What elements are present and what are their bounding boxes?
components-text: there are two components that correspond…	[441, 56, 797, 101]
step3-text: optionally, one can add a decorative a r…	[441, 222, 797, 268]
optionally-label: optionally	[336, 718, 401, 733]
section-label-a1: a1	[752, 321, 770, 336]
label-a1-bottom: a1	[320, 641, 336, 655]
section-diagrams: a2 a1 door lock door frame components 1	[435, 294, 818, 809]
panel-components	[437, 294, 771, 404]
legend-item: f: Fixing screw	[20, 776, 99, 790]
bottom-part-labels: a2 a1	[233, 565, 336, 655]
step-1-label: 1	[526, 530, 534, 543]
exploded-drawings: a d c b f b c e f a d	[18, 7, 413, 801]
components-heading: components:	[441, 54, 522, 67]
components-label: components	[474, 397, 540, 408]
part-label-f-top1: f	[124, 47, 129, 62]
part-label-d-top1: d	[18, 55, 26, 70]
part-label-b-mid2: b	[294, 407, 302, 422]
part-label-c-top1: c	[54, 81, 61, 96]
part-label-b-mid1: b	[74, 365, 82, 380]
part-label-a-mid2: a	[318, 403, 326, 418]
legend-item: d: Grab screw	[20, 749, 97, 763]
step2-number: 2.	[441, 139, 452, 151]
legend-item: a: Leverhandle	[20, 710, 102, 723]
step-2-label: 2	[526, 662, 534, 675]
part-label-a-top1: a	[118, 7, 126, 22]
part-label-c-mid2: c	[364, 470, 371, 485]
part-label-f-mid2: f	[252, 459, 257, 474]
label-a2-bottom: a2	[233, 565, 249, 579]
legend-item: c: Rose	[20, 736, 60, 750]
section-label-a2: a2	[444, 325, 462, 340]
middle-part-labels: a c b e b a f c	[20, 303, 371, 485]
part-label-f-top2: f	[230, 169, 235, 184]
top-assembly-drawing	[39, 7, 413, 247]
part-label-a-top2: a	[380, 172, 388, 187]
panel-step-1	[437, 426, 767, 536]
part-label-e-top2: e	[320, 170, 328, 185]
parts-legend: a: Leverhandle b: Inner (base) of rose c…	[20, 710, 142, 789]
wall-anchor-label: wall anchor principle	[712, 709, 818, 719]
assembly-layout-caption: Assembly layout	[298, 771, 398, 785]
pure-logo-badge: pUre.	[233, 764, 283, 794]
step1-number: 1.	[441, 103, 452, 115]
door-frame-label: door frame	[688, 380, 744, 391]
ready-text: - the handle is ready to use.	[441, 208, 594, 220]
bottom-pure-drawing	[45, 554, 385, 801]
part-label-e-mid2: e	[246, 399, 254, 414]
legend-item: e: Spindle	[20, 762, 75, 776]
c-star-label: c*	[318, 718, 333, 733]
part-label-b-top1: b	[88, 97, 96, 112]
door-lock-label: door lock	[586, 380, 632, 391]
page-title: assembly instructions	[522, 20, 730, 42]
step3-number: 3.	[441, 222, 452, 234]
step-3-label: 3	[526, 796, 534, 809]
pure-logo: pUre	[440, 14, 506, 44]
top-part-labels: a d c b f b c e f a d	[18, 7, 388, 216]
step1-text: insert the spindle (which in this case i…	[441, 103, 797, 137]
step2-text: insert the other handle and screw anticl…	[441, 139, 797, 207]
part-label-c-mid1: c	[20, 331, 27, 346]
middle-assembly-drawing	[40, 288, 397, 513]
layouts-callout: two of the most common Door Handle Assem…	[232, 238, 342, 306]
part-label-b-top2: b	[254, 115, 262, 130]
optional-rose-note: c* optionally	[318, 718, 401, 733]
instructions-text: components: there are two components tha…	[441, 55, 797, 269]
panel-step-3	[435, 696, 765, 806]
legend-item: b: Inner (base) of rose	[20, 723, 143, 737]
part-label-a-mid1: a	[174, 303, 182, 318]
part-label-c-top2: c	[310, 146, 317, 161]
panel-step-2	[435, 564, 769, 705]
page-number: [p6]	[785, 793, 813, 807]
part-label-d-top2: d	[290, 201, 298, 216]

▬▬▬▬▬▬

▶ _GIVEN PROBLEM_
Can you output every line of the data above again, unchanged and in the same order?

▶ _RESPONSE TO THE EXERCISE_
What elements are present and what are their bounding boxes?
components-text: there are two components that correspond…	[441, 56, 797, 101]
step3-text: optionally, one can add a decorative a r…	[441, 222, 797, 268]
optionally-label: optionally	[336, 718, 401, 733]
section-label-a1: a1	[752, 321, 770, 336]
label-a1-bottom: a1	[320, 641, 336, 655]
section-diagrams: a2 a1 door lock door frame components 1	[435, 294, 818, 809]
panel-components	[437, 294, 771, 404]
legend-item: f: Fixing screw	[20, 776, 99, 790]
bottom-part-labels: a2 a1	[233, 565, 336, 655]
step-1-label: 1	[526, 530, 534, 543]
exploded-drawings: a d c b f b c e f a d	[18, 7, 413, 801]
components-heading: components:	[441, 54, 522, 67]
components-label: components	[474, 397, 540, 408]
part-label-f-top1: f	[124, 47, 129, 62]
part-label-d-top1: d	[18, 55, 26, 70]
part-label-b-mid2: b	[294, 407, 302, 422]
part-label-c-top1: c	[54, 81, 61, 96]
part-label-b-mid1: b	[74, 365, 82, 380]
part-label-a-mid2: a	[318, 403, 326, 418]
legend-item: d: Grab screw	[20, 749, 97, 763]
step2-number: 2.	[441, 139, 452, 151]
legend-item: a: Leverhandle	[20, 710, 102, 723]
step-2-label: 2	[526, 662, 534, 675]
part-label-a-top1: a	[118, 7, 126, 22]
part-label-c-mid2: c	[364, 470, 371, 485]
part-label-f-mid2: f	[252, 459, 257, 474]
label-a2-bottom: a2	[233, 565, 249, 579]
legend-item: c: Rose	[20, 736, 60, 750]
section-label-a2: a2	[444, 325, 462, 340]
middle-part-labels: a c b e b a f c	[20, 303, 371, 485]
part-label-f-top2: f	[230, 169, 235, 184]
top-assembly-drawing	[39, 7, 413, 247]
part-label-a-top2: a	[380, 172, 388, 187]
panel-step-1	[437, 426, 767, 536]
part-label-e-top2: e	[320, 170, 328, 185]
parts-legend: a: Leverhandle b: Inner (base) of rose c…	[20, 710, 142, 789]
wall-anchor-label: wall anchor principle	[712, 709, 818, 719]
assembly-layout-caption: Assembly layout	[298, 771, 398, 785]
pure-logo-badge: pUre.	[233, 764, 283, 794]
step1-number: 1.	[441, 103, 452, 115]
door-frame-label: door frame	[688, 380, 744, 391]
ready-text: - the handle is ready to use.	[441, 208, 594, 220]
bottom-pure-drawing	[45, 554, 385, 801]
part-label-e-mid2: e	[246, 399, 254, 414]
legend-item: e: Spindle	[20, 762, 75, 776]
c-star-label: c*	[318, 718, 333, 733]
part-label-b-top1: b	[88, 97, 96, 112]
door-lock-label: door lock	[586, 380, 632, 391]
page-title: assembly instructions	[522, 20, 730, 42]
step3-number: 3.	[441, 222, 452, 234]
step-3-label: 3	[526, 796, 534, 809]
pure-logo: pUre	[440, 14, 506, 44]
top-part-labels: a d c b f b c e f a d	[18, 7, 388, 216]
step1-text: insert the spindle (which in this case i…	[441, 103, 797, 137]
step2-text: insert the other handle and screw anticl…	[441, 139, 797, 207]
part-label-c-mid1: c	[20, 331, 27, 346]
middle-assembly-drawing	[40, 288, 397, 513]
layouts-callout: two of the most common Door Handle Assem…	[232, 238, 342, 306]
part-label-b-top2: b	[254, 115, 262, 130]
optional-rose-note: c* optionally	[318, 718, 401, 733]
instructions-text: components: there are two components tha…	[441, 55, 797, 269]
panel-step-3	[435, 696, 765, 806]
legend-item: b: Inner (base) of rose	[20, 723, 143, 737]
part-label-a-mid1: a	[174, 303, 182, 318]
part-label-c-top2: c	[310, 146, 317, 161]
panel-step-2	[435, 564, 769, 705]
page-number: [p6]	[785, 793, 813, 807]
part-label-d-top2: d	[290, 201, 298, 216]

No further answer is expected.